TASK A
Answer these questions using the hiring excerpt:
(i) According to Appleton, if employers had planned to hire 20 students into an entry-level job, how many might they hire instead?
(ii) Who said companies are being "more careful" in their hiring?
(iii) According to Polite, what did employers have post-pandemic?
TASK B
In the hiring excerpt, rewrite the part that begins with "The AI Factor" and ends with "hiring, Ebner said.", substituting "applicants" for "job seekers".

DOCUMENT SECTION
Segment Open
Appleton concurred. “The vast majority of employers I’m talking to are still moving forward with their recruitment plans,” she noted. “They’re actively coming to campus, posting jobs, interviewing and extending offers to start after graduation.

“There’s only been a little bit of a decline, and if there’s a decline, it’s more like, instead of hiring 20 students into this entry-level job, they’ll hire 15 — and I haven’t seen much of that.”

 

The AI Factor

Overall, job seekers across the board are seeing fewer opportunities, at least in some sectors, as companies cope with uncertainty, tariffs and threats of tariffs, and other forces by being “more careful” in their hiring, Ebner said.

This phrase applies to both the numbers of people being hired and the skills they bring to the table, noted Polite, adding that, overall, companies are taking their time — because they have it, whereas they were far more under the gun a few years ago — and sharply focused on getting it right.

“They’re fine-tuning what they’re looking for,” she went on. “And since demand has changed in terms of the job seeker pool, they’re able to have more leverage and recruit in a different manner than they did post-pandemic.

“We saw post-pandemic that employers had positions they needed to fill immediately,” Polite continued. “This didn’t allow them the capacity to do some of the more intensive skill-set requirements that they’re doing now. So it’s definitely a different market in terms of what they’re looking for — and holding the line for.”

This is one of many forces contributing to job hugging, said Ebner, adding that this trend is both good and bad for employers.

“Even though people may not be jumping ship as quickly as they had been over the past few years, people are still unhappy where they are,” she noted. “They are looking, they’re out there, they’re seeing what’s out there, so it doesn’t necessarily mean that people are staying put and they’re more productive.

“It means they’re staying put, their job search is probably quieter, but they might be looking,” she went on. “Depending on their industry and whether they feel they might have more exposure to a layoff or job reduction — depending on whether they’re being impacted by tariffs or AI — they might be a little more motivated to search.”
Segment Closed
DATASET ENTRIES
Segment Open
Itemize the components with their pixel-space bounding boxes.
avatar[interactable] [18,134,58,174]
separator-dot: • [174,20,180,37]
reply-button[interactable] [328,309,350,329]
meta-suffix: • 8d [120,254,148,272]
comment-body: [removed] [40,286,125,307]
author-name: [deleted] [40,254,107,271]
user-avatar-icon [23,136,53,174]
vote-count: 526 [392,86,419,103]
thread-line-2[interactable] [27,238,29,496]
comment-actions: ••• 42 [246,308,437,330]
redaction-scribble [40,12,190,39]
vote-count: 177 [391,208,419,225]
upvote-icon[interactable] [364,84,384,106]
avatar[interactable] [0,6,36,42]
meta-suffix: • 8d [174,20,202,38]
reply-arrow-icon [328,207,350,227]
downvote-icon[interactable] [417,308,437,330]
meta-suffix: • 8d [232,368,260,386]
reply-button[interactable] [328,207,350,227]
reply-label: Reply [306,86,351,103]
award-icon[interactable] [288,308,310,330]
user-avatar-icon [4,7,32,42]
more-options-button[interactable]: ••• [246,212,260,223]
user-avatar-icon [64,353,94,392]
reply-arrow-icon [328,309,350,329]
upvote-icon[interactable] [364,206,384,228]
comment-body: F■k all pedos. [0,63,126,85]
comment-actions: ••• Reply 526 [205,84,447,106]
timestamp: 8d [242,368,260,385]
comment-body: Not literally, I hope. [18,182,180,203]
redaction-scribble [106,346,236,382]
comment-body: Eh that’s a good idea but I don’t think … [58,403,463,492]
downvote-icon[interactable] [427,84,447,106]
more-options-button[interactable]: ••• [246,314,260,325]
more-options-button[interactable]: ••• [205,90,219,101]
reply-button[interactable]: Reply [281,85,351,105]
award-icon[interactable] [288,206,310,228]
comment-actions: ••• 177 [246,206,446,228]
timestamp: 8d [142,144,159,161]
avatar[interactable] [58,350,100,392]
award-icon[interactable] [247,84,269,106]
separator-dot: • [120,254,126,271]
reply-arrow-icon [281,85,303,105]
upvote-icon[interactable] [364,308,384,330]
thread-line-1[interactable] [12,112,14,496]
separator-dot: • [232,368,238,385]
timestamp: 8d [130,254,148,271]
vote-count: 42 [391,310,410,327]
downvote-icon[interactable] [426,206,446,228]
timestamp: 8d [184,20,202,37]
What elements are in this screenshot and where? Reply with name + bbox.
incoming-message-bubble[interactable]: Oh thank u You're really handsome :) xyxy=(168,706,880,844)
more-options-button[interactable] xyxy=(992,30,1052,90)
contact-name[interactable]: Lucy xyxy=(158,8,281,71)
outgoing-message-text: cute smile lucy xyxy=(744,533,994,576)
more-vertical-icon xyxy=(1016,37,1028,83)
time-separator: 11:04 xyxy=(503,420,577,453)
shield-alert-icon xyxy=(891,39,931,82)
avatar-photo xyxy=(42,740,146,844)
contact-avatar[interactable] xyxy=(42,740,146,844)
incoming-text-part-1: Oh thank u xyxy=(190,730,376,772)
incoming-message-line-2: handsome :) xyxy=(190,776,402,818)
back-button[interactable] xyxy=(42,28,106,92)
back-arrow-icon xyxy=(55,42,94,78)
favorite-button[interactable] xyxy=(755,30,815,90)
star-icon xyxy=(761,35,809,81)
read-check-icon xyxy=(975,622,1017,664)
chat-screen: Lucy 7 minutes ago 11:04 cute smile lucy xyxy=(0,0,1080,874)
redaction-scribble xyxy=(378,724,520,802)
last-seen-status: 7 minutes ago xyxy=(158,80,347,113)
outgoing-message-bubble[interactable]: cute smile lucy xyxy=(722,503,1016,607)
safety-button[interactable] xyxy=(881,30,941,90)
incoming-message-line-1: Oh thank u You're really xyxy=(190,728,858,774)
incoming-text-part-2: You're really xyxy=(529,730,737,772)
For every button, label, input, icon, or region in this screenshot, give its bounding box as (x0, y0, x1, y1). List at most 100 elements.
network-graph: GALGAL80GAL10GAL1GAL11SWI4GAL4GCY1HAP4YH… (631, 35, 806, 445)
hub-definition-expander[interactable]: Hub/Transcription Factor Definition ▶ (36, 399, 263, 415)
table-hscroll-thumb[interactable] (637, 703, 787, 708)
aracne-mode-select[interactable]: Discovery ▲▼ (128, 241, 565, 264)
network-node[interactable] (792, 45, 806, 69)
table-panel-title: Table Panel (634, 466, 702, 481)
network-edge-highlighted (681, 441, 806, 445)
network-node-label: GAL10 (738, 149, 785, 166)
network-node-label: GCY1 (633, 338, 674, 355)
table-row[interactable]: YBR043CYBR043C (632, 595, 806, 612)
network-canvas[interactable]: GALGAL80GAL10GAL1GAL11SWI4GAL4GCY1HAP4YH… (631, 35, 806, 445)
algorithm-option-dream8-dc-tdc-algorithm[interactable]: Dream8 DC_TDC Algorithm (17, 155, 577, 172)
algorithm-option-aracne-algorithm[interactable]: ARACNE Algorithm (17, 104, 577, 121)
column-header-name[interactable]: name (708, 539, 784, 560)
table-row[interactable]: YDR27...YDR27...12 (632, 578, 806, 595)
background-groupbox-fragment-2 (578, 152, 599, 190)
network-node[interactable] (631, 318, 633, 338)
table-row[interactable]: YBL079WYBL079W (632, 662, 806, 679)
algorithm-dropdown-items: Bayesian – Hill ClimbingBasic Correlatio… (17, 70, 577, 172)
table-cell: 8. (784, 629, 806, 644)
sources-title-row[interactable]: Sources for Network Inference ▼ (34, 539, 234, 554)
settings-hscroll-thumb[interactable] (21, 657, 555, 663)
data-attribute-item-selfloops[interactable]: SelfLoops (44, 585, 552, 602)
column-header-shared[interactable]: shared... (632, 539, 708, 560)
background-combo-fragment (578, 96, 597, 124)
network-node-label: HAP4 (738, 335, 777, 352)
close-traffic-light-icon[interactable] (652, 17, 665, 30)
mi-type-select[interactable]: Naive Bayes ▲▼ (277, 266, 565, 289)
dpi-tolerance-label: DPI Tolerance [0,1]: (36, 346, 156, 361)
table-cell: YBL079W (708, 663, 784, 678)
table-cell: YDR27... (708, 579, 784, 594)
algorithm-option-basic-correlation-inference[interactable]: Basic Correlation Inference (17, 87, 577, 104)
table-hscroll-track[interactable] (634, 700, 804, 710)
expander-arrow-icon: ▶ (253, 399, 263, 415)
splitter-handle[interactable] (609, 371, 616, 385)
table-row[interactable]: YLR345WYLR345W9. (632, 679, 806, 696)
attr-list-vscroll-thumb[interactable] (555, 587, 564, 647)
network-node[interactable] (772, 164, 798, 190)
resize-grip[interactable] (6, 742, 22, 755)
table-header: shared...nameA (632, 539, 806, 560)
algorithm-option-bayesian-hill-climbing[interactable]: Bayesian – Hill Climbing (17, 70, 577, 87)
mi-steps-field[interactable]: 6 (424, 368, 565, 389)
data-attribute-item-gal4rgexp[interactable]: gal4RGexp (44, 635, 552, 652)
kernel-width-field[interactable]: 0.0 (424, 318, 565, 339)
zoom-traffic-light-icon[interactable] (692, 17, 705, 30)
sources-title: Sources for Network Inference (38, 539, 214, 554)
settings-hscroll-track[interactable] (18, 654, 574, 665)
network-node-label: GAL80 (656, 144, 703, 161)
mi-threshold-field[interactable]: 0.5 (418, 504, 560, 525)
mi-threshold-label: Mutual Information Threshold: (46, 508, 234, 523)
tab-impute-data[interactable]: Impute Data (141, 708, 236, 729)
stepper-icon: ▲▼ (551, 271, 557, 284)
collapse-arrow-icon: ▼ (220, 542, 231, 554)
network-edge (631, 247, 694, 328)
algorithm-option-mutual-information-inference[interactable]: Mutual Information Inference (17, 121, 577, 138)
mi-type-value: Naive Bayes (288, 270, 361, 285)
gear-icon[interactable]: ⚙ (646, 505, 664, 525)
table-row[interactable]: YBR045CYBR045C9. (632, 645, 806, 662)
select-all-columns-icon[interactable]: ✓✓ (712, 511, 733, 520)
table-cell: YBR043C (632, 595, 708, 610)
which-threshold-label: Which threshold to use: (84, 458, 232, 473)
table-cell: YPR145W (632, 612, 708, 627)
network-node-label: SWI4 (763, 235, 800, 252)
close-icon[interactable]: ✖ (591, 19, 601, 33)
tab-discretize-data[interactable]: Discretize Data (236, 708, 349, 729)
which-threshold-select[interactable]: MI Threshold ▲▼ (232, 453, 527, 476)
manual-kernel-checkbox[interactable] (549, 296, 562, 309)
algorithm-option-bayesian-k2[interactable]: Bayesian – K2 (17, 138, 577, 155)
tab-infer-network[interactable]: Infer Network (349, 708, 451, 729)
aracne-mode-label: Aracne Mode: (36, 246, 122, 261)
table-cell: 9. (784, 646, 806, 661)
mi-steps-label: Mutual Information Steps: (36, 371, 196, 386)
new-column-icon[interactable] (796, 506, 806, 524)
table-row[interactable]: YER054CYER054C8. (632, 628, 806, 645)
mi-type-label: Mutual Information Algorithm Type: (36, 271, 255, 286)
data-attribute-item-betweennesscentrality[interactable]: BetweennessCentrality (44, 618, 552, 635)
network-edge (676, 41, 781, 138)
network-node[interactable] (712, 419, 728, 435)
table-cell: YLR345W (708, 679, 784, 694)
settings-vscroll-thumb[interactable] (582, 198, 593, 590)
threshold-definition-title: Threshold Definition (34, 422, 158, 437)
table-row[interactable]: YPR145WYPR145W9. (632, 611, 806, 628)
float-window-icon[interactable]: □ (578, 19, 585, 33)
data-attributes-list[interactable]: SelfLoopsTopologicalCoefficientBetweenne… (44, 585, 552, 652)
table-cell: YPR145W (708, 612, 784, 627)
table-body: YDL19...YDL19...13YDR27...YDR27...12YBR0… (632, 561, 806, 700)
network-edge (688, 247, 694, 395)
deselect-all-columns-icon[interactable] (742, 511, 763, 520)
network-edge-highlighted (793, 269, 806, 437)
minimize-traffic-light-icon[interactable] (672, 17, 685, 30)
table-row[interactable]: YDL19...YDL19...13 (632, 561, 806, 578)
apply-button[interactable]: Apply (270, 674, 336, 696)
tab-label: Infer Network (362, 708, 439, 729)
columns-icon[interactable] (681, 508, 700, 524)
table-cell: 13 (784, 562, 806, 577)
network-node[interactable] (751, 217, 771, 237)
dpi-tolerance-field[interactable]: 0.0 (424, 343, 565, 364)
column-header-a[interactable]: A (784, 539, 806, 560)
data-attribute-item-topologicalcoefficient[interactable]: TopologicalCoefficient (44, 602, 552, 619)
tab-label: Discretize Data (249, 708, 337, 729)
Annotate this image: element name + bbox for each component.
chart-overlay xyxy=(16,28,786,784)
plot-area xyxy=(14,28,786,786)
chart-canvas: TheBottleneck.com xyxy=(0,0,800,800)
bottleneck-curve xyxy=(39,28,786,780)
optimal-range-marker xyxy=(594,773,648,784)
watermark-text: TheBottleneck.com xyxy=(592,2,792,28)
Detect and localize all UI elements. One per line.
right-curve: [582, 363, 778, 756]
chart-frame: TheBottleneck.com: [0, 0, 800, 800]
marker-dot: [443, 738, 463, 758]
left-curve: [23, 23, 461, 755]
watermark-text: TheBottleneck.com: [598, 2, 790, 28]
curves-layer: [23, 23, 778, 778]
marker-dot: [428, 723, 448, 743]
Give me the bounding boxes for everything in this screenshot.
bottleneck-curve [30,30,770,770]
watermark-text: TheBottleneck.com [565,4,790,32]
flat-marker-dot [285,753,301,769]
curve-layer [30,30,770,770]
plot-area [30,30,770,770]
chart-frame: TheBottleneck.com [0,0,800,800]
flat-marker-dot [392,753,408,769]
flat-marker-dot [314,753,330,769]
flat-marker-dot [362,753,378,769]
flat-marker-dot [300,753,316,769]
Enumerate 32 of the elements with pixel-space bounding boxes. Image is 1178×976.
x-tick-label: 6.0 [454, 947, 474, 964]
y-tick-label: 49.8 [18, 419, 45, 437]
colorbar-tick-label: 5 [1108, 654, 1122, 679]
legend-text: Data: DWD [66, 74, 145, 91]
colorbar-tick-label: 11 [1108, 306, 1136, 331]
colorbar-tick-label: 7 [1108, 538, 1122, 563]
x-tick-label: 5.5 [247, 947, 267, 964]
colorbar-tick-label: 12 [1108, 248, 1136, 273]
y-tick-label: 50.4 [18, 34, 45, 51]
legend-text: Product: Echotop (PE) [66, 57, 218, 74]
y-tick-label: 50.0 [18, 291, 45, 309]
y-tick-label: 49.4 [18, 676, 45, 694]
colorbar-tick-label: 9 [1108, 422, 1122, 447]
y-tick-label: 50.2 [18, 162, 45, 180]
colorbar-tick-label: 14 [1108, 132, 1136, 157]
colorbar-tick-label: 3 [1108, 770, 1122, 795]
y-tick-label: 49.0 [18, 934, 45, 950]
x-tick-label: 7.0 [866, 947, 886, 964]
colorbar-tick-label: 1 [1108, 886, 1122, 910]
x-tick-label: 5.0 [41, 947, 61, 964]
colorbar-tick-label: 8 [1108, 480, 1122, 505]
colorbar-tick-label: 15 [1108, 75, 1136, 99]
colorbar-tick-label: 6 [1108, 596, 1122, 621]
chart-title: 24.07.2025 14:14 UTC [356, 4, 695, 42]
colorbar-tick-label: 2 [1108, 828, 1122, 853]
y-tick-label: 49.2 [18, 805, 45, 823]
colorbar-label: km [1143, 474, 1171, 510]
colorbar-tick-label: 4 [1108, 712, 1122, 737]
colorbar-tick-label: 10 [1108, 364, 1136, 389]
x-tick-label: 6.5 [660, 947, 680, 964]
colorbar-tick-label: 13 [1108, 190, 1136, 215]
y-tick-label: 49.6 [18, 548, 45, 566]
Segment Closed
EXERCISE RESPONSE A
(i) 15
(ii) Ebner
(iii) Positions they needed to fill immediately

EXERCISE RESPONSE B
The AI Factor

Overall, applicants across the board are seeing fewer opportunities, at least in some sectors, as companies cope with uncertainty, tariffs and threats of tariffs, and other forces by being “more careful” in their hiring, Ebner said.